_SOURCE DATA_.

= = = = = = =

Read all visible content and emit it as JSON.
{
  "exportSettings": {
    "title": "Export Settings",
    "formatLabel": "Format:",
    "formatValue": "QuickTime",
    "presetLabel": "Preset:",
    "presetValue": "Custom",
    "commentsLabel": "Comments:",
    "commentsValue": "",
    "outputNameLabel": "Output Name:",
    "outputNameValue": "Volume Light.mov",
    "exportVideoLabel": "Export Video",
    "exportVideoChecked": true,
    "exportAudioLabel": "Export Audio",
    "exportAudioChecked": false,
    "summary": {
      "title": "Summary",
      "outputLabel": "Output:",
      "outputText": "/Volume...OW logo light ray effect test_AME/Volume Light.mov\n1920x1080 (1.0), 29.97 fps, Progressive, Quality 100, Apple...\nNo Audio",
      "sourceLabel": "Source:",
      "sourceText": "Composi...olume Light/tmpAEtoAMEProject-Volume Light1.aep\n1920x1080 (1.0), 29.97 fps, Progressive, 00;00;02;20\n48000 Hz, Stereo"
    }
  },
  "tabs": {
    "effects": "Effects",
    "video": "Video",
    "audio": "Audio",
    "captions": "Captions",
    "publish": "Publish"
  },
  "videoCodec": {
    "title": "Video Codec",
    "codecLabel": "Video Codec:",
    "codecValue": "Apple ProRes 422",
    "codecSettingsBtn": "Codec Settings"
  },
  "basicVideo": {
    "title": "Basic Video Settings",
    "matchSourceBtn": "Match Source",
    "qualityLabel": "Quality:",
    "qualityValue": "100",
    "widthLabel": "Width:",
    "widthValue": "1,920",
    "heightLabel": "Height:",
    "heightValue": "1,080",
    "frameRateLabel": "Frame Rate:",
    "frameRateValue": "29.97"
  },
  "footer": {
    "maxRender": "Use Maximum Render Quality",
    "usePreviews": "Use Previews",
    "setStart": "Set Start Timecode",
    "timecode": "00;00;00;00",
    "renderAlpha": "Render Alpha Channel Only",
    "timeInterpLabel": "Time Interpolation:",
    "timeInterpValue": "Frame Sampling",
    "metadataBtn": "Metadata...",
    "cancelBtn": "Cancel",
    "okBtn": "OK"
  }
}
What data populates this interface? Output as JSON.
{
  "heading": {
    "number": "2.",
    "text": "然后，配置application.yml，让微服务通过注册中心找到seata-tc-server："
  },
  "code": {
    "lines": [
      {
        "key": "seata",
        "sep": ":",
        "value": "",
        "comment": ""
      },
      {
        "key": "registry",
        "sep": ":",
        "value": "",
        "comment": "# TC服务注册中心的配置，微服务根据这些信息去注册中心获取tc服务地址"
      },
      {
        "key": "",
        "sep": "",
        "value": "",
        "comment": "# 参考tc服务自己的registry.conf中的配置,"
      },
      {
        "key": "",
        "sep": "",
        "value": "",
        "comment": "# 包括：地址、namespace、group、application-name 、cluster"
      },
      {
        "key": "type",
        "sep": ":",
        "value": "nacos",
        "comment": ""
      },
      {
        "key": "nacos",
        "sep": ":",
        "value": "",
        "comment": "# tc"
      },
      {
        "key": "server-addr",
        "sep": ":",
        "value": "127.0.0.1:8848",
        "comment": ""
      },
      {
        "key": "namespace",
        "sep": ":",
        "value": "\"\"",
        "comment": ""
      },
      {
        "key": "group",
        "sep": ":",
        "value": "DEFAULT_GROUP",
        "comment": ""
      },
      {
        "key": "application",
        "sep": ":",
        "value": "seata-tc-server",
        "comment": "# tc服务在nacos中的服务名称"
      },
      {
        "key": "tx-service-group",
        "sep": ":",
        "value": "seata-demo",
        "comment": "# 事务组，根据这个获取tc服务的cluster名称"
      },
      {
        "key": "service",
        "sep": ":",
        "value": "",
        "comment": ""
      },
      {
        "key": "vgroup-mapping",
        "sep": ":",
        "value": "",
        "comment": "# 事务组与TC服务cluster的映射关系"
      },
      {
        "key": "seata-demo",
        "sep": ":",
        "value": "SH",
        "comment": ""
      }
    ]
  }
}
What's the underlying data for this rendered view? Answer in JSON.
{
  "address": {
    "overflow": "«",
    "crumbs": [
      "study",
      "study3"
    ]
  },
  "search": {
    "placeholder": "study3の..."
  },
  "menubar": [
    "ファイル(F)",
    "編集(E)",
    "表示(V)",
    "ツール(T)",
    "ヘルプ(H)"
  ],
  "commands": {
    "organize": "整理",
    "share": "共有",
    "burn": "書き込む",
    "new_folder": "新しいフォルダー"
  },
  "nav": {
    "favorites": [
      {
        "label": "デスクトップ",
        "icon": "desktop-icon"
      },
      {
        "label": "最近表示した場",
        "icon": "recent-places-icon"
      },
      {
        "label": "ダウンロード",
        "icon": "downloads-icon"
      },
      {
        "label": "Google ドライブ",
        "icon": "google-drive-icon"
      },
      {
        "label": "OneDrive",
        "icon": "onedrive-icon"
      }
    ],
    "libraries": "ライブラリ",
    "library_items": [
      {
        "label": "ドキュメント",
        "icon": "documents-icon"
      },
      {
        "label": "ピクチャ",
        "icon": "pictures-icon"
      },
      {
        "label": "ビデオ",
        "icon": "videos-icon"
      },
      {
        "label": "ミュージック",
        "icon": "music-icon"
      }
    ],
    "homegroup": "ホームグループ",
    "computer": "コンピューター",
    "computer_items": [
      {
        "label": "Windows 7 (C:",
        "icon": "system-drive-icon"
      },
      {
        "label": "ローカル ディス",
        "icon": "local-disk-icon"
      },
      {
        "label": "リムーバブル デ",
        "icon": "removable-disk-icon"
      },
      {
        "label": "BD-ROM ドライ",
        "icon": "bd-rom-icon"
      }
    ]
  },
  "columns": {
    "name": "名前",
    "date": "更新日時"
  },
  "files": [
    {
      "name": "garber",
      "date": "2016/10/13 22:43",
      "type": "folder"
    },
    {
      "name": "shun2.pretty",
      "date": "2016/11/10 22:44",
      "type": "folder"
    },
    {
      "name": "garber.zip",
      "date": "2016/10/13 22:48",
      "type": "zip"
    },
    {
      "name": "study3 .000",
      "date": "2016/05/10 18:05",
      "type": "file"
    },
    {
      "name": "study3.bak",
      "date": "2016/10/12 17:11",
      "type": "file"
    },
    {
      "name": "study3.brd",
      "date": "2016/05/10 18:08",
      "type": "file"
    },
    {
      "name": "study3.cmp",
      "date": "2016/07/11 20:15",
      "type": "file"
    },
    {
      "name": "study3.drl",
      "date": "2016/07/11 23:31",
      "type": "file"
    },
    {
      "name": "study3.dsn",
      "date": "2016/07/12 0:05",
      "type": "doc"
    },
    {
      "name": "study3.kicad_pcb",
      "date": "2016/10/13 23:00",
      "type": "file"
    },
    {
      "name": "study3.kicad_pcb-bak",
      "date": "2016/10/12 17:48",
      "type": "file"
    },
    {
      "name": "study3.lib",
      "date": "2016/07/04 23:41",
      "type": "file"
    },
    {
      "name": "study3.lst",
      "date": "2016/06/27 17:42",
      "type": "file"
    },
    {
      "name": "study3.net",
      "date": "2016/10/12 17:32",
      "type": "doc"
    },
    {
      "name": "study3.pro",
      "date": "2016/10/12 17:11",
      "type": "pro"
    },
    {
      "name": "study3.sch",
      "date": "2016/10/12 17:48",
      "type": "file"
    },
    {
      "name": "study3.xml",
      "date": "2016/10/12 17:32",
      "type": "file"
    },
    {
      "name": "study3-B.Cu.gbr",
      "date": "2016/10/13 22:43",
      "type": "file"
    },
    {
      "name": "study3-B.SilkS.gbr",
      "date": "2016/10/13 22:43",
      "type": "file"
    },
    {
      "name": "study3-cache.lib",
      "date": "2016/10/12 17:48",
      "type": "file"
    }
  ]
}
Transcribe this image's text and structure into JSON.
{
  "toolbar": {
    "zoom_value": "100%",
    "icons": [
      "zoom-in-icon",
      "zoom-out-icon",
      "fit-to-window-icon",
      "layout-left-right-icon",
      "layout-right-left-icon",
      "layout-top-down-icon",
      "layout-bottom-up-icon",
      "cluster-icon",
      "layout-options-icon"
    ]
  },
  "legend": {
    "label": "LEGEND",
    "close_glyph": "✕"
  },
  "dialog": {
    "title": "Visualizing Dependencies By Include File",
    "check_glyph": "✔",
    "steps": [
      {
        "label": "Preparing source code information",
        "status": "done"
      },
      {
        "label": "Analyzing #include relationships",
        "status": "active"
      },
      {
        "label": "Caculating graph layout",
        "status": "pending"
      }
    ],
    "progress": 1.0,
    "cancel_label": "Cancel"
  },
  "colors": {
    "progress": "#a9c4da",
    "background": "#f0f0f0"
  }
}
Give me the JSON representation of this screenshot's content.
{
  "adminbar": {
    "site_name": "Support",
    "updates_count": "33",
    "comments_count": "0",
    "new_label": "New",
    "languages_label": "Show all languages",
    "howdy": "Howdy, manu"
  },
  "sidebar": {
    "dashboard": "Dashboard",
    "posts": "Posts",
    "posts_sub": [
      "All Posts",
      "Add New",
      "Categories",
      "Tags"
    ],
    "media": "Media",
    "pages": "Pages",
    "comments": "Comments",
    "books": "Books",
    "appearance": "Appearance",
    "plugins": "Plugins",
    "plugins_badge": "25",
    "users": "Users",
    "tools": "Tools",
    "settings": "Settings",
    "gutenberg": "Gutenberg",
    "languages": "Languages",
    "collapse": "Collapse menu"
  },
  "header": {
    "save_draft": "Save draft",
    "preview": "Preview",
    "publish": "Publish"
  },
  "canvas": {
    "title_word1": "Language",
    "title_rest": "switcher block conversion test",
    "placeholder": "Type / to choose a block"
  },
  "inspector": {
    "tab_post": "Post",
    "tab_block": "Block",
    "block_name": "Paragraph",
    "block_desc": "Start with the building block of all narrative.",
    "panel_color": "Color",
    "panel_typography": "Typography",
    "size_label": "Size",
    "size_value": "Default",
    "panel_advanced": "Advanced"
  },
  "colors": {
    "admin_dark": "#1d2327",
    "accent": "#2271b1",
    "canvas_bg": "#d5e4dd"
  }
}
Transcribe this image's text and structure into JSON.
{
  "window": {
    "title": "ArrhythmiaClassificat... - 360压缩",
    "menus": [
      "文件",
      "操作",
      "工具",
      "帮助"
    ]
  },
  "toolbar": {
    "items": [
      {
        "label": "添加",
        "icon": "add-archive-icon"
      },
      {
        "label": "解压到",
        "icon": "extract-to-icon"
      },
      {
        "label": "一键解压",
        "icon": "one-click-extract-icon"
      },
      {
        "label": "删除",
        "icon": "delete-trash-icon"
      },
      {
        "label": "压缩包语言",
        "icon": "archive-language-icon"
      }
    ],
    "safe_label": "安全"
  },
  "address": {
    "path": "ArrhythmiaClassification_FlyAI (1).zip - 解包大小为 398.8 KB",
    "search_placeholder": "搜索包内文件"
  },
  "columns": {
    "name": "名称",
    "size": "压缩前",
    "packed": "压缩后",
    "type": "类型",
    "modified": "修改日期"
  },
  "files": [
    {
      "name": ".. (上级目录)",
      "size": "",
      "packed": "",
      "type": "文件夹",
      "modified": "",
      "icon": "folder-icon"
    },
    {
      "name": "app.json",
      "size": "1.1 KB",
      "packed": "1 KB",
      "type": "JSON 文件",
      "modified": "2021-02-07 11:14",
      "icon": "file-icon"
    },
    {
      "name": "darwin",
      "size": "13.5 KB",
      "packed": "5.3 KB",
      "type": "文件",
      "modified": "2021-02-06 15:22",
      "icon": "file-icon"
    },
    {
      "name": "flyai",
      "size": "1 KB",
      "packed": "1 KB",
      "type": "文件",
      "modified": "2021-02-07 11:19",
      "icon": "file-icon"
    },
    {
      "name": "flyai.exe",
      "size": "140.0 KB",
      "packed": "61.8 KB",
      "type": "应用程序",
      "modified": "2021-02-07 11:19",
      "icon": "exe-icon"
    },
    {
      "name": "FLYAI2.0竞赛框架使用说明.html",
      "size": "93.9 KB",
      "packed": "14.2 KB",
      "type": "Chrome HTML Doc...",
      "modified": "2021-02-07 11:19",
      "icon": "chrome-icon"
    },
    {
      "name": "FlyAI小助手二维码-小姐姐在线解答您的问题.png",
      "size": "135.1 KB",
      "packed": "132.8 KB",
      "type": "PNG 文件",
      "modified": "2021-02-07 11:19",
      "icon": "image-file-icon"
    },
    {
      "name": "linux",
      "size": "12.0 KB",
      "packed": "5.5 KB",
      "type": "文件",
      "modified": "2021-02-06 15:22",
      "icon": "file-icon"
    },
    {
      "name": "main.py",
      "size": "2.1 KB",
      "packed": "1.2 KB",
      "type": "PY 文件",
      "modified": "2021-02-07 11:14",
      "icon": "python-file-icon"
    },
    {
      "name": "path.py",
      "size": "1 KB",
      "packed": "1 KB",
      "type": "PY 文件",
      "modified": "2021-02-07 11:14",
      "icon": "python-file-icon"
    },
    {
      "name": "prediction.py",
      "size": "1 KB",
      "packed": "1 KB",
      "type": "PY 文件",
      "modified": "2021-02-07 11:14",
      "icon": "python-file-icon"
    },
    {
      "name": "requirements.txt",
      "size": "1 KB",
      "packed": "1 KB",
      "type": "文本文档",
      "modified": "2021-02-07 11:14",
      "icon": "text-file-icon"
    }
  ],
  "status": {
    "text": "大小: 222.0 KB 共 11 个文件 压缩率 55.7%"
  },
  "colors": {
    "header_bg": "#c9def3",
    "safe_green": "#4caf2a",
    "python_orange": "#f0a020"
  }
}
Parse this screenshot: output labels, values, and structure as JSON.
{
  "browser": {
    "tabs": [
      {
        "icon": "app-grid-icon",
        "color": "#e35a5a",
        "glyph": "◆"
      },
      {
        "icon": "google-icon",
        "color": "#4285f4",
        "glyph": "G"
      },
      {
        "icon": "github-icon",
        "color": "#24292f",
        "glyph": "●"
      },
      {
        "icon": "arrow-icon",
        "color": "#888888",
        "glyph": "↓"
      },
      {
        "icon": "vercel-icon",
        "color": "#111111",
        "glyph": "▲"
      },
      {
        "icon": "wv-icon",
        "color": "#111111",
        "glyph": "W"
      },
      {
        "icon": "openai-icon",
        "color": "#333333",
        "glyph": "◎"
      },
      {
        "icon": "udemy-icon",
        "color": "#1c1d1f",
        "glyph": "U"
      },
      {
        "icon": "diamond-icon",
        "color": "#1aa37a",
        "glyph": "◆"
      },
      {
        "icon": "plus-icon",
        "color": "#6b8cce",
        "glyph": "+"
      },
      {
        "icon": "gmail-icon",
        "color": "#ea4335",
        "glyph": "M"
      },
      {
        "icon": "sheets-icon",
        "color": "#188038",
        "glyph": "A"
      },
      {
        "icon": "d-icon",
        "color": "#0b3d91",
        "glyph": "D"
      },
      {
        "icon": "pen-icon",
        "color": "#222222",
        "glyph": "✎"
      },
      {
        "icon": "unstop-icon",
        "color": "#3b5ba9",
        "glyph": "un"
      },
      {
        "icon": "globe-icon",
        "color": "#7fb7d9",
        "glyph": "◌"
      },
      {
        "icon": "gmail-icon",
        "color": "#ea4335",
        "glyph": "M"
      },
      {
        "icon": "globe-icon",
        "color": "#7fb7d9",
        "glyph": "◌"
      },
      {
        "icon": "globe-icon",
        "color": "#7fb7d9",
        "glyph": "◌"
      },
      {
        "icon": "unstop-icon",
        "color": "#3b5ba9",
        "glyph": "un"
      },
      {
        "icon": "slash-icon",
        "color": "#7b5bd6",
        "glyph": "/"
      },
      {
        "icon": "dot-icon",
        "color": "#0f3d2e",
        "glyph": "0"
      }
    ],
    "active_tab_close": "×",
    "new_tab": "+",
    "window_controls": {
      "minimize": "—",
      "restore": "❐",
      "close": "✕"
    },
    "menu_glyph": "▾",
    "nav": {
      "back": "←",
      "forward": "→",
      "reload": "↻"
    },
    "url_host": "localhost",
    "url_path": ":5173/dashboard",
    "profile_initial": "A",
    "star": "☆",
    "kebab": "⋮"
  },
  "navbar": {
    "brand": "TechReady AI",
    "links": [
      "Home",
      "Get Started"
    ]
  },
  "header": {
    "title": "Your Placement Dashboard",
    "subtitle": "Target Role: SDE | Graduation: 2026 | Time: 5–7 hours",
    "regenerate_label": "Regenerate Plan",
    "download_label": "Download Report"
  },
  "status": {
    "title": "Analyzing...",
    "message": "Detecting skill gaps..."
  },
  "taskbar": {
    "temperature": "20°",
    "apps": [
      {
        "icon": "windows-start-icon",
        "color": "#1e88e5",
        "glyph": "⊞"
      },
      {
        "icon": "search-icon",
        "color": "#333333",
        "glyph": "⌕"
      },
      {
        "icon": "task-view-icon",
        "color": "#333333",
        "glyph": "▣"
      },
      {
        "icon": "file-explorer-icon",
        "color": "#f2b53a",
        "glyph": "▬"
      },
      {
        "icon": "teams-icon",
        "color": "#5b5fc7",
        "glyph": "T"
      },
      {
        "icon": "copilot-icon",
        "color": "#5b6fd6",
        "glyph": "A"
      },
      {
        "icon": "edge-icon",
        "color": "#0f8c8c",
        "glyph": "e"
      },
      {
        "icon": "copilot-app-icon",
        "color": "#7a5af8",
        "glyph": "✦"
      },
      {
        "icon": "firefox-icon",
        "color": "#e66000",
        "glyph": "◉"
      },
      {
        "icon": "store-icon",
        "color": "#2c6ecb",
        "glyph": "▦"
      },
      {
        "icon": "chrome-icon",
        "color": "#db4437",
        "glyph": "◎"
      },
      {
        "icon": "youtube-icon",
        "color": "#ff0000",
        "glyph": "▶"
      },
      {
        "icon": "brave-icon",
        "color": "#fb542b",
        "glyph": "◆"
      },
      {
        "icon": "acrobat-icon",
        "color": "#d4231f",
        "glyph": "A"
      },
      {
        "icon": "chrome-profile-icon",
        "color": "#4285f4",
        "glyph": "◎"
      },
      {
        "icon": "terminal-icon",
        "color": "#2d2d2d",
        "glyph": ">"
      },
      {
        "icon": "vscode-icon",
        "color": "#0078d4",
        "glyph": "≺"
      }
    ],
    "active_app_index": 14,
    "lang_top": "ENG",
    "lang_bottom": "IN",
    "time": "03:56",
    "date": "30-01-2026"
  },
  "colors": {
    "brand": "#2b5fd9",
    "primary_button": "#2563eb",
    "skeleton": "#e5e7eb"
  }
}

= = = = = = =

Pull every line containing the word "Progressive" out of the entries above.

_ANSWER FOR THE TASK_.
      "outputText": "/Volume...OW logo light ray effect test_AME/Volume Light.mov\n1920x1080 (1.0), 29.97 fps, Progressive, Quality 100, Apple...\nNo Audio",
      "sourceText": "Composi...olume Light/tmpAEtoAMEProject-Volume Light1.aep\n1920x1080 (1.0), 29.97 fps, Progressive, 00;00;02;20\n48000 Hz, Stereo"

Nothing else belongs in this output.